Stored data
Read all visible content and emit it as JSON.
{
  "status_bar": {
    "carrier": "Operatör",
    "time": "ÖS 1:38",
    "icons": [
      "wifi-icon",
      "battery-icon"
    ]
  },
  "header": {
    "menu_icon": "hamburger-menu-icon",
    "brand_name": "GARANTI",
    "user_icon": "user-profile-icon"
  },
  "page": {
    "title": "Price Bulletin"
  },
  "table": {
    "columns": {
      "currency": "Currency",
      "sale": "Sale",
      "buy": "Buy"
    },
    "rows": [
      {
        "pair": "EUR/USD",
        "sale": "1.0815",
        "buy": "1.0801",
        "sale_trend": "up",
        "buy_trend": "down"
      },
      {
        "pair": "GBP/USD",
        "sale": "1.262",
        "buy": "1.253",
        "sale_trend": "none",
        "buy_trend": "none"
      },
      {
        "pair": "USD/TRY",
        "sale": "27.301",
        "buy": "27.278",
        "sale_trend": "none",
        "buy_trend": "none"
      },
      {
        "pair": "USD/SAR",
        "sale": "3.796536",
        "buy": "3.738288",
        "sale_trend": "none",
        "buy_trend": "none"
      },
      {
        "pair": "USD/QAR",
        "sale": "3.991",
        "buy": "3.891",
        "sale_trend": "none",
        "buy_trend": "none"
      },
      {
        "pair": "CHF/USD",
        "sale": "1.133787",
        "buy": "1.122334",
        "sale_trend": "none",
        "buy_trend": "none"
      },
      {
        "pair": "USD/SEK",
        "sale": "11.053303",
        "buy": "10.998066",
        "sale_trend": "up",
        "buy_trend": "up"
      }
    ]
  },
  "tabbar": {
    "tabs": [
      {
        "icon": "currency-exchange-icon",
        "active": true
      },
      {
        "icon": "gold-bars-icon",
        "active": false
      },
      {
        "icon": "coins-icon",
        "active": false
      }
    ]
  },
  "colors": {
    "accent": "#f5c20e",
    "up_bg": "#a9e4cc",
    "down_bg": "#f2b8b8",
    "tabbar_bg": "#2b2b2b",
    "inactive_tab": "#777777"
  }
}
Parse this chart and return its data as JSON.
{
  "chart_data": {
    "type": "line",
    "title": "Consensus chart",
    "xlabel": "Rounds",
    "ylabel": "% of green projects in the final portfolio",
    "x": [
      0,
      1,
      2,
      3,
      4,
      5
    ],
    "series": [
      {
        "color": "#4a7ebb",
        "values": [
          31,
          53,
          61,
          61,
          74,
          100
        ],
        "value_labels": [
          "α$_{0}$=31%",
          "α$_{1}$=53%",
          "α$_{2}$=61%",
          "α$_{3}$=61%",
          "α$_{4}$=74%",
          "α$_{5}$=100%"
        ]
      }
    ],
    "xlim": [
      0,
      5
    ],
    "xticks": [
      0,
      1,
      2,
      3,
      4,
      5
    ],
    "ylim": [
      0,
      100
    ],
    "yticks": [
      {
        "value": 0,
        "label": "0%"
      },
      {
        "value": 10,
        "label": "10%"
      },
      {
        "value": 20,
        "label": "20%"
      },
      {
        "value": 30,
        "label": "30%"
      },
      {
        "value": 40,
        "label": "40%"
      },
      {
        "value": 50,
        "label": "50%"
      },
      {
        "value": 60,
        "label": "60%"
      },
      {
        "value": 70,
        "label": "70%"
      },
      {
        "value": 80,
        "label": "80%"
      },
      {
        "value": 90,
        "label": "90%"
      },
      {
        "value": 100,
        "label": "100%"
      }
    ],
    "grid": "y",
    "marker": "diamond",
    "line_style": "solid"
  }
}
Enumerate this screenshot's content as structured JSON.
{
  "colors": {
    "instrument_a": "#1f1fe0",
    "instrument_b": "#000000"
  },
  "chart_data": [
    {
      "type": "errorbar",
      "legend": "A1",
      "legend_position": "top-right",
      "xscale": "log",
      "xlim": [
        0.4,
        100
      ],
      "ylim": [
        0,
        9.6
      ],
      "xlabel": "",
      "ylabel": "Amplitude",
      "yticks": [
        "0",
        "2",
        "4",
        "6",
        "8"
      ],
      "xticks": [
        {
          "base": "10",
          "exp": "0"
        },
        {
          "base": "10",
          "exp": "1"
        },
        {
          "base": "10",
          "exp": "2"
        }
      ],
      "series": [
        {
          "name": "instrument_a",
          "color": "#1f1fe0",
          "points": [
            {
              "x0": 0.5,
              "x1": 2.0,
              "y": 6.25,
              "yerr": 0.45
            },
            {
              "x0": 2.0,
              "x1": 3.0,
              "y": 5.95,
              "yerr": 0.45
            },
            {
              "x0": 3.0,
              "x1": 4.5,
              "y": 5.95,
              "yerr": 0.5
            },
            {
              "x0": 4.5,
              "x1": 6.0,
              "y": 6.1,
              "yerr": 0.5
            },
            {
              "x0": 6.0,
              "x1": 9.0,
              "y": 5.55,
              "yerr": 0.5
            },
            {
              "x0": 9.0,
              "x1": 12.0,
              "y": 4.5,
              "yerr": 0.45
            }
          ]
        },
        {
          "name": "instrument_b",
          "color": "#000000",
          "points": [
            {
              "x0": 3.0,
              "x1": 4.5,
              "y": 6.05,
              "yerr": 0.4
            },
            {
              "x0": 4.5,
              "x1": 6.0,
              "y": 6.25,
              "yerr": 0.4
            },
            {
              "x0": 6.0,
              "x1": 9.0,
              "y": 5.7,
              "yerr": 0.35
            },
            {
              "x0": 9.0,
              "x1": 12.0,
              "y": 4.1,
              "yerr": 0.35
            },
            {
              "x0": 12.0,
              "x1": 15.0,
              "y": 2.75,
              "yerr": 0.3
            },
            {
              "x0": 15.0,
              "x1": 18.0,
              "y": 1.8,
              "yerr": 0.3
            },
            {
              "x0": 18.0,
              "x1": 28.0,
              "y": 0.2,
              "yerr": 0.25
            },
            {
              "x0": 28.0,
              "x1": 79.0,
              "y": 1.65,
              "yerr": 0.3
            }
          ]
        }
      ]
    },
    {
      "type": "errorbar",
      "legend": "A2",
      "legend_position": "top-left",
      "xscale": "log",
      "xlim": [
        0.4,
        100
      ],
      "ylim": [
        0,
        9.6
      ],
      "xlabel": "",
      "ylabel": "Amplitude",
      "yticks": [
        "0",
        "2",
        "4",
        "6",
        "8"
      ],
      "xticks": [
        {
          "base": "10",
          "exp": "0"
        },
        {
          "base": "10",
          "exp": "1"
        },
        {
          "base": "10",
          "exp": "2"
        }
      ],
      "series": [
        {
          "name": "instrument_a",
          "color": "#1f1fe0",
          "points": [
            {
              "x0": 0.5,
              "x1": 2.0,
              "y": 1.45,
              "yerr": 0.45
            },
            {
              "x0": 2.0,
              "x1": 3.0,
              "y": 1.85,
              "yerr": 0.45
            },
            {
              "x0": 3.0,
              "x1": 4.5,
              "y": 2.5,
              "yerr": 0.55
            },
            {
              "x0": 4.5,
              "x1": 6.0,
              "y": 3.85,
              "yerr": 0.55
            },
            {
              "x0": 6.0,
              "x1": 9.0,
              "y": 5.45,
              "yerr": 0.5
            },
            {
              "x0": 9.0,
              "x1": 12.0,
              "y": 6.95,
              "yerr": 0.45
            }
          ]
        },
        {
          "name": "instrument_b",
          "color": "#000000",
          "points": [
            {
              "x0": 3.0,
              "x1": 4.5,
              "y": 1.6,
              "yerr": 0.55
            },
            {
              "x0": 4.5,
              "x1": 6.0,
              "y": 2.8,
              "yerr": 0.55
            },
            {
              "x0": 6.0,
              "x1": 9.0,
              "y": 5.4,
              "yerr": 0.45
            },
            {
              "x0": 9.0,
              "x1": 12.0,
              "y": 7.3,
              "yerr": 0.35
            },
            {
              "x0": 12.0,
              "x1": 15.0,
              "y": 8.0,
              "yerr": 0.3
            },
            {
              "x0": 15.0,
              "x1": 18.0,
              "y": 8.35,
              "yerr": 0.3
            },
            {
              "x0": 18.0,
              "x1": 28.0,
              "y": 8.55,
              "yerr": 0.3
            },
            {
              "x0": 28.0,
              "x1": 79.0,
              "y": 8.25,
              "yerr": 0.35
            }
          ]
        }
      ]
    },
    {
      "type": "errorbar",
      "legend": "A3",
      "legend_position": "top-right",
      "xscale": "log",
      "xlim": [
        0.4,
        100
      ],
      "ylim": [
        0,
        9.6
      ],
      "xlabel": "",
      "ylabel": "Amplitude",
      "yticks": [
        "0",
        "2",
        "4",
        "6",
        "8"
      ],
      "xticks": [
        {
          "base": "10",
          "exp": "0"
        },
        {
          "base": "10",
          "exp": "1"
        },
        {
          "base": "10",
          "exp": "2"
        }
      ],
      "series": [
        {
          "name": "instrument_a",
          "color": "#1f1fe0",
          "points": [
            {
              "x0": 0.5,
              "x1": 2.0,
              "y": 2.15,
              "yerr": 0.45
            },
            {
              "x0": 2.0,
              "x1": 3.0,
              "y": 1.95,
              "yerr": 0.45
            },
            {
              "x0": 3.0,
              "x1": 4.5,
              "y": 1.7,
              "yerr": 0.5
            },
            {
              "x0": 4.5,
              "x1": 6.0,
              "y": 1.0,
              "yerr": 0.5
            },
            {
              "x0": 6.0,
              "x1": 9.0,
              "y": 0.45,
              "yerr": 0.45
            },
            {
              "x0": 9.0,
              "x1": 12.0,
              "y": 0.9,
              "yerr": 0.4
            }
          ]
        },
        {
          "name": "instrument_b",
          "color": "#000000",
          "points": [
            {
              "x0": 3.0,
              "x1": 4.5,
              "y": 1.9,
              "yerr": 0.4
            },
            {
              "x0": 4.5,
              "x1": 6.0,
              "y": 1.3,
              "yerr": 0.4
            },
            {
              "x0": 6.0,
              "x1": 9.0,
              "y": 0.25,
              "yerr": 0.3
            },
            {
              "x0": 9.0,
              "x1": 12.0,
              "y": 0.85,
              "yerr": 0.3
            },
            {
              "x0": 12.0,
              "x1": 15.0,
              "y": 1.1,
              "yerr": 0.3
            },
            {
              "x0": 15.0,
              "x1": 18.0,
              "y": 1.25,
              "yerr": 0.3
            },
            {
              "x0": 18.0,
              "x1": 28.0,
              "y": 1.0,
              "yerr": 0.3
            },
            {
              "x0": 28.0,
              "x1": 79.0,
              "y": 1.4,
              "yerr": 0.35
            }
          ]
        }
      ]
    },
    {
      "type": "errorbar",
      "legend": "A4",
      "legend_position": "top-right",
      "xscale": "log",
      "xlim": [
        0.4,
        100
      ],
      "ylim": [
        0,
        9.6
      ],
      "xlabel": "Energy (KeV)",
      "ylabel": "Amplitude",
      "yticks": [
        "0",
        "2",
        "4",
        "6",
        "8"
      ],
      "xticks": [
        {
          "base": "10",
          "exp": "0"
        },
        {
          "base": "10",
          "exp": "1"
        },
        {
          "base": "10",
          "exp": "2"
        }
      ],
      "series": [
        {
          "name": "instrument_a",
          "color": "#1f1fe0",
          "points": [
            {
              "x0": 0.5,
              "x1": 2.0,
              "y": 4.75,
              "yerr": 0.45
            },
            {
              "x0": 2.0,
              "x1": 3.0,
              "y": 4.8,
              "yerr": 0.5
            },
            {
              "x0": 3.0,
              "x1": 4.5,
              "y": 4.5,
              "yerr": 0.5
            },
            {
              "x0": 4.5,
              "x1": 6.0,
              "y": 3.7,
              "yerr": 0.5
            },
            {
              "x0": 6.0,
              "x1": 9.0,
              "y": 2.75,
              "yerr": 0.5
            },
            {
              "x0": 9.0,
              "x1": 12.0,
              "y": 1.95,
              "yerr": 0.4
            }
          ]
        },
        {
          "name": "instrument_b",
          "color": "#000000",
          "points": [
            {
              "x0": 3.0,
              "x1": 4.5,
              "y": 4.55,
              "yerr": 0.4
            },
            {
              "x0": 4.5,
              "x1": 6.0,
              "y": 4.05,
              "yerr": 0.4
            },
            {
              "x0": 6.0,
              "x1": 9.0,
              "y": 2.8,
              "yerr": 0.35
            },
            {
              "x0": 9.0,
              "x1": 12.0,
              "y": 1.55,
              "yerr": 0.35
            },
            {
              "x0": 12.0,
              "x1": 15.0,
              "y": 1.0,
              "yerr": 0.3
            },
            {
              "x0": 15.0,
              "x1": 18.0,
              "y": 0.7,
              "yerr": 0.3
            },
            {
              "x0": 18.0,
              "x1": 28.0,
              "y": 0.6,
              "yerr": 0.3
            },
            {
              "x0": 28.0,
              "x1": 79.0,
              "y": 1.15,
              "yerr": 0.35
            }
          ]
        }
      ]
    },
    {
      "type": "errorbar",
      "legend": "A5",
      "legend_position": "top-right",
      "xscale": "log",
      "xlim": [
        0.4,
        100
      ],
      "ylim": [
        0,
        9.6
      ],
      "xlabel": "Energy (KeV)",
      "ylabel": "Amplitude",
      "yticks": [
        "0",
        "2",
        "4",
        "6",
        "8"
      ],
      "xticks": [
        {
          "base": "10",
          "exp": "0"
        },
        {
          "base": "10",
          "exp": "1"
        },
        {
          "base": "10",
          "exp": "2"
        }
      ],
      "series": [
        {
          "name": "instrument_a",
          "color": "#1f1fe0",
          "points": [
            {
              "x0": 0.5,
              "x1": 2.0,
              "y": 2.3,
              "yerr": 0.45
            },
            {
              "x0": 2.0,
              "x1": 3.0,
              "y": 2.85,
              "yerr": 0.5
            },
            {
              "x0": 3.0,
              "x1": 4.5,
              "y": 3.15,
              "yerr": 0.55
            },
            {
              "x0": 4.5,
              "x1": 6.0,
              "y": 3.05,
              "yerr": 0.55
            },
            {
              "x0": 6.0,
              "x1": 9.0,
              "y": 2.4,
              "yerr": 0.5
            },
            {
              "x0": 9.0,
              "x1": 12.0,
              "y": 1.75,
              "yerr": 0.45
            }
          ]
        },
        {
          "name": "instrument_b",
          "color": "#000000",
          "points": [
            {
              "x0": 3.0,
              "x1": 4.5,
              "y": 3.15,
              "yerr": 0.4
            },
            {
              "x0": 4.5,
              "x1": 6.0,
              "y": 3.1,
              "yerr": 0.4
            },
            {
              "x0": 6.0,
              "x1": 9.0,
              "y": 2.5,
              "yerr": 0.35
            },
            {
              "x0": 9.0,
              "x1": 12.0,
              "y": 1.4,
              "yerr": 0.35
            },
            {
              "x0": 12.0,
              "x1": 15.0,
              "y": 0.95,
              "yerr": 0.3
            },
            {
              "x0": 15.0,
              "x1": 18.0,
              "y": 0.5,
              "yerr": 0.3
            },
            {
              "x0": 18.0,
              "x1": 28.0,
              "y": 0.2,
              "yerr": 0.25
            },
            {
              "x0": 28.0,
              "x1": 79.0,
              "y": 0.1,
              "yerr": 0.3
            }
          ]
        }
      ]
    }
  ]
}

• _YOUR GOAL_
Determine how many lines of this listing contain "title", and give only the number.

• _RESPONSE_
2